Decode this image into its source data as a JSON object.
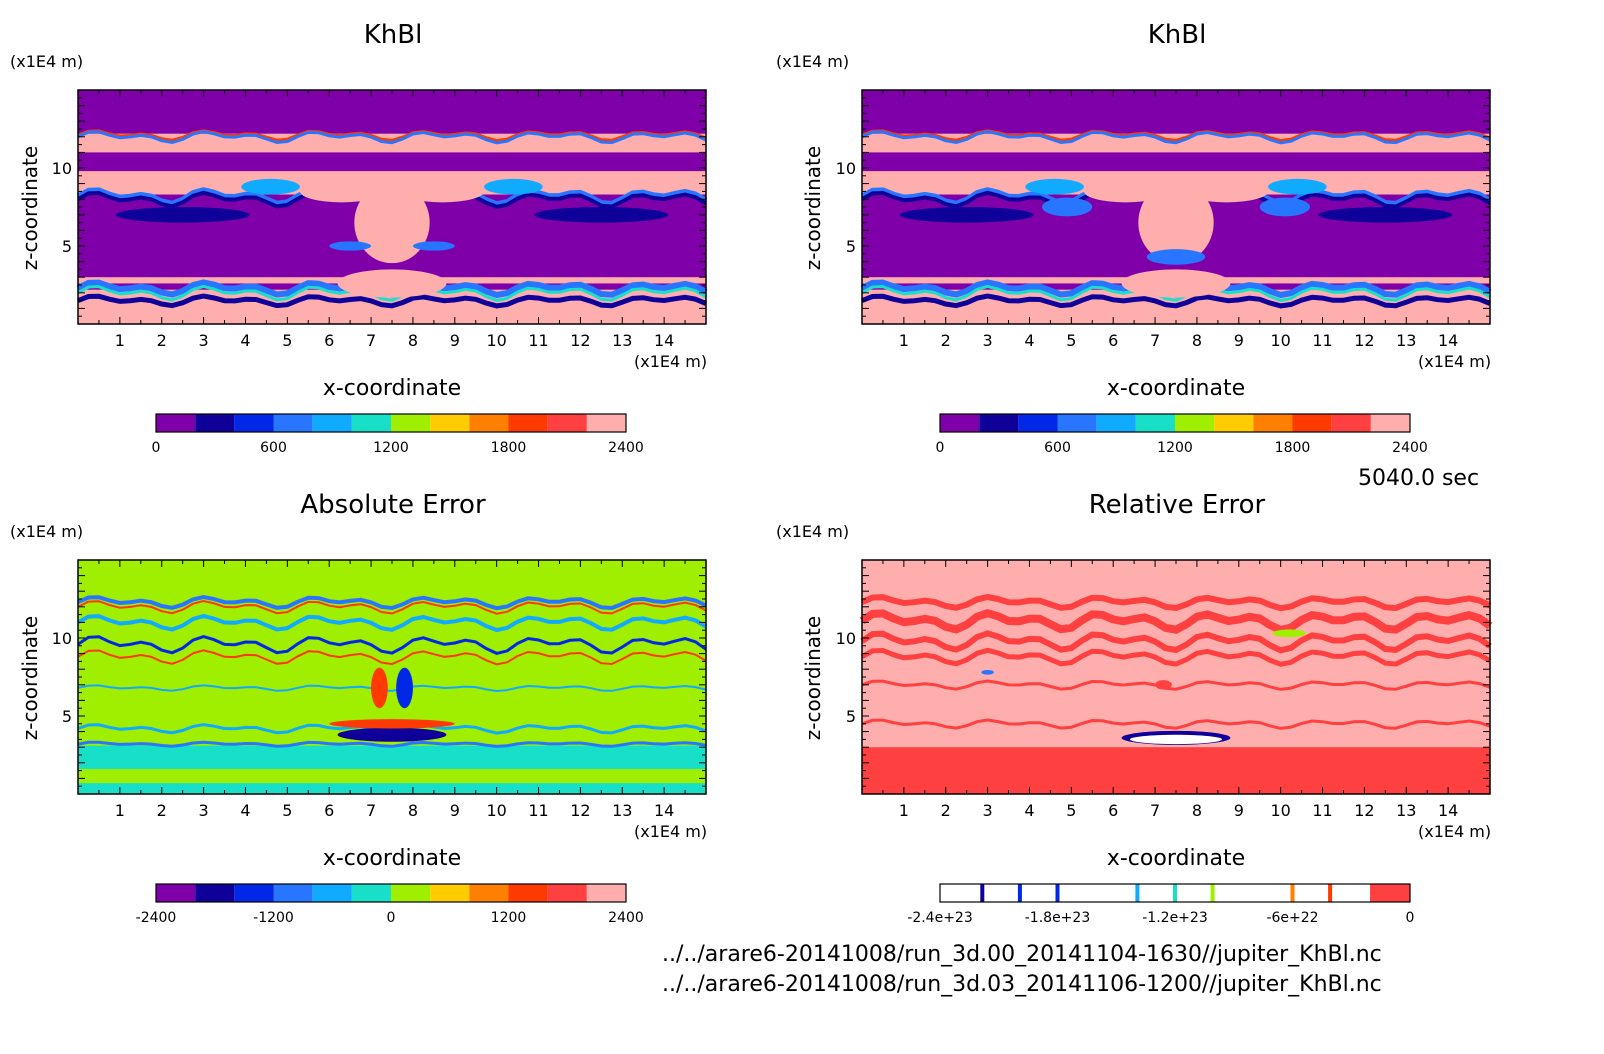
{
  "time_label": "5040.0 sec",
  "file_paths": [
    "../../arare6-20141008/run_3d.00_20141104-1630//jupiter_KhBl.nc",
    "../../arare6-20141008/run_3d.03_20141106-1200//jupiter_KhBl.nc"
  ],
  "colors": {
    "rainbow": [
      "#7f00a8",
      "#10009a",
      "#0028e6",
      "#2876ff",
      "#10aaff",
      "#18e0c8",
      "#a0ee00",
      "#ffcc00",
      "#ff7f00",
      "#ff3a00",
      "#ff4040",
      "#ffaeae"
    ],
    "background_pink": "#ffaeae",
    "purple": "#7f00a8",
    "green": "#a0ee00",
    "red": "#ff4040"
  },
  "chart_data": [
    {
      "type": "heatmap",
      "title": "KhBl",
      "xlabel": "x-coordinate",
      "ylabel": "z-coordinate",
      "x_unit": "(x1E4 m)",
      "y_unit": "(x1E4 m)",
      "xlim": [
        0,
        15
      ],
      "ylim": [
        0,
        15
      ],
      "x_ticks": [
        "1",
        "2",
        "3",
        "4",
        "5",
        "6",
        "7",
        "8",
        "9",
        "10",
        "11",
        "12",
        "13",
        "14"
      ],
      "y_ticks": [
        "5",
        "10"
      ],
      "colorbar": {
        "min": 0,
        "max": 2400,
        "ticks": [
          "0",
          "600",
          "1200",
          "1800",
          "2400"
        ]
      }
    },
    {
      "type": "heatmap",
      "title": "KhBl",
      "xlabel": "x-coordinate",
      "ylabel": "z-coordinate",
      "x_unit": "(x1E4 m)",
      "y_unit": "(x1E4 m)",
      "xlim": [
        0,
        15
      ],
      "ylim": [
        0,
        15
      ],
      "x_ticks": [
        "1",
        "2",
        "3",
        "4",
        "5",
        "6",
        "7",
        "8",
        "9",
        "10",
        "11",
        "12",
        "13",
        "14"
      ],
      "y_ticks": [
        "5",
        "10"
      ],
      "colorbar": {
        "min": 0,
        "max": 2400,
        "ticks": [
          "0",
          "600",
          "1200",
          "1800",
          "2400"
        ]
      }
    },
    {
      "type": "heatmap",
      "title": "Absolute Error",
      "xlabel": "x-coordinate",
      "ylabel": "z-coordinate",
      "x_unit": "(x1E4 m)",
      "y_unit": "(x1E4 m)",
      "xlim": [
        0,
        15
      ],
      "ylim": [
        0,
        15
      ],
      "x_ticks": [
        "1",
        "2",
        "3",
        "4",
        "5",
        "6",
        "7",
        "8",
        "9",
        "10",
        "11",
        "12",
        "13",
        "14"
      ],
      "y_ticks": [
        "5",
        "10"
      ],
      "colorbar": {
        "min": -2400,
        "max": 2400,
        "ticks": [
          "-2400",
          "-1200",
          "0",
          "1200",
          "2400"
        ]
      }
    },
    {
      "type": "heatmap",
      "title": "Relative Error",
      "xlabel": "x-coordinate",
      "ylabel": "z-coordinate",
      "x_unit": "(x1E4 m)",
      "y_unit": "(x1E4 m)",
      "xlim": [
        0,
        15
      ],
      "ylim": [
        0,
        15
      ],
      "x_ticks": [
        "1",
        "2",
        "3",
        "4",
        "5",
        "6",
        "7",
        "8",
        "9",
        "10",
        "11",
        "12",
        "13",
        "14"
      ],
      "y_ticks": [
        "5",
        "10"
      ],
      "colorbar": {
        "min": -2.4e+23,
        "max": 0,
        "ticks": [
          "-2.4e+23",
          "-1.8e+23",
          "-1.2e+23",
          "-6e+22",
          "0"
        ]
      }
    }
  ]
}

· · ·

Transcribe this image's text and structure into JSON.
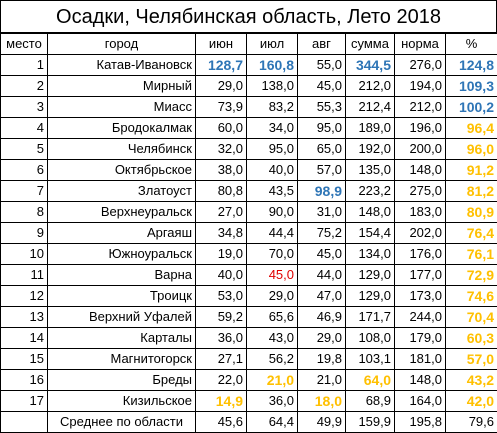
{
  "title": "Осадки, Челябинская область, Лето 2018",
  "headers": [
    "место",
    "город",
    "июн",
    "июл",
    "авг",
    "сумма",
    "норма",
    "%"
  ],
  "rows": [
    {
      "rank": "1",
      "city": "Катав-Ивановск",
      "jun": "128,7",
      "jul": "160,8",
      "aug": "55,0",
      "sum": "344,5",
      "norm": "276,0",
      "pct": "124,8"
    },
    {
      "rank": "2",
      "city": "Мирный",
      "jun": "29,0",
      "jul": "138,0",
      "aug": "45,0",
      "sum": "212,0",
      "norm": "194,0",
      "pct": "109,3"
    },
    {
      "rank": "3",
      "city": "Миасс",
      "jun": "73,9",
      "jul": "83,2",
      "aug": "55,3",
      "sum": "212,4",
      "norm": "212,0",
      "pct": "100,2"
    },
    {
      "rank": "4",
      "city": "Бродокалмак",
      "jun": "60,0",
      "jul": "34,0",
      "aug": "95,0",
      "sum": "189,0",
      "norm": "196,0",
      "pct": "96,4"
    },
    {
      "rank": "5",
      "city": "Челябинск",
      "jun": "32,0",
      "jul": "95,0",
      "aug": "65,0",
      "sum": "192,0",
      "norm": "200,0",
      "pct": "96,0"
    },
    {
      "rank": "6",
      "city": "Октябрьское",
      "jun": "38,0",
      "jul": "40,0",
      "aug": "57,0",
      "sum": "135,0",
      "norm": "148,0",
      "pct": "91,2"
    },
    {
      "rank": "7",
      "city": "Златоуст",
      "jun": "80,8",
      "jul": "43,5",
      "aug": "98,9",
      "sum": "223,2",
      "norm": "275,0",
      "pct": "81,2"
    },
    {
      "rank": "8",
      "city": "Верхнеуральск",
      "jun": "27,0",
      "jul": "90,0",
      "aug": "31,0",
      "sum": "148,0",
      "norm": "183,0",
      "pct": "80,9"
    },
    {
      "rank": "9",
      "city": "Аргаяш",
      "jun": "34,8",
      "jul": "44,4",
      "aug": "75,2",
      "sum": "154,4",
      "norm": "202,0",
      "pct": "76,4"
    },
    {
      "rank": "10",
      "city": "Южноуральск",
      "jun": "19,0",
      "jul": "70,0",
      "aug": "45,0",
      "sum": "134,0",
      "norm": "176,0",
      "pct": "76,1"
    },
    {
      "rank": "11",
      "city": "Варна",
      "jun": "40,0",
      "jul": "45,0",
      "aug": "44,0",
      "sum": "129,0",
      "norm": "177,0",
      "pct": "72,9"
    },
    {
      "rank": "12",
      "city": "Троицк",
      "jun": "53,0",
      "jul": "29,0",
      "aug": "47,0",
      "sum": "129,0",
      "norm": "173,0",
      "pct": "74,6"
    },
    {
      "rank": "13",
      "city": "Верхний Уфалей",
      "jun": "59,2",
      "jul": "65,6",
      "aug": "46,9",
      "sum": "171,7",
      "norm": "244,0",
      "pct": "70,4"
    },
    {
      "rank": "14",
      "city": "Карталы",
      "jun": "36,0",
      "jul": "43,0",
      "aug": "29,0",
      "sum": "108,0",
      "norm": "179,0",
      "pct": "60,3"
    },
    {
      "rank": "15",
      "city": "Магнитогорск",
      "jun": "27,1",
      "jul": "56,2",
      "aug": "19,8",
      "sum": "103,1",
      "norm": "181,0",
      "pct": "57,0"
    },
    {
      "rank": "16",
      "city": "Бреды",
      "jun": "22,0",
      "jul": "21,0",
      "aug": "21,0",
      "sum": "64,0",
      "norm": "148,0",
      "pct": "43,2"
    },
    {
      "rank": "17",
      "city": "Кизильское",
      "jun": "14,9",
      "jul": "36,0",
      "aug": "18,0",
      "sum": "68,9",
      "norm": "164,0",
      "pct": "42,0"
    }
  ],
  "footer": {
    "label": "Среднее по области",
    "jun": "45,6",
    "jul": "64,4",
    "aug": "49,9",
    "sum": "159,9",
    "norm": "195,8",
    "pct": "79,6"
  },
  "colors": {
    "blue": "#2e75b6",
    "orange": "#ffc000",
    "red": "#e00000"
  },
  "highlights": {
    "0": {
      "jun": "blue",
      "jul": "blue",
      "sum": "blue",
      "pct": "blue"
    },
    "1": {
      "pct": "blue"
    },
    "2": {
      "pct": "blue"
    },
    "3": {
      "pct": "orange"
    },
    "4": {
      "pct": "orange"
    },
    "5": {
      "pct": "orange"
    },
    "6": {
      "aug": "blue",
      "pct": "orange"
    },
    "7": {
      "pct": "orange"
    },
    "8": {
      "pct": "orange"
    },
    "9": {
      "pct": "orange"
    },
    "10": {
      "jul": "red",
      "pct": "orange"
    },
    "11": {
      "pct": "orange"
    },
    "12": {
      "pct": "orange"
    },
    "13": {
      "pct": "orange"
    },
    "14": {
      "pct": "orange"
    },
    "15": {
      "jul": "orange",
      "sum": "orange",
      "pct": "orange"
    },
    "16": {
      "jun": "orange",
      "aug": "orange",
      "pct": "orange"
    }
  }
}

· · ·

EXERCISE: In the entries above, find each line with the string "into" and copy it.

TASK RESULT:
Decode this image into its source data as a JSON object.
Transcribe this image's text and structure into JSON.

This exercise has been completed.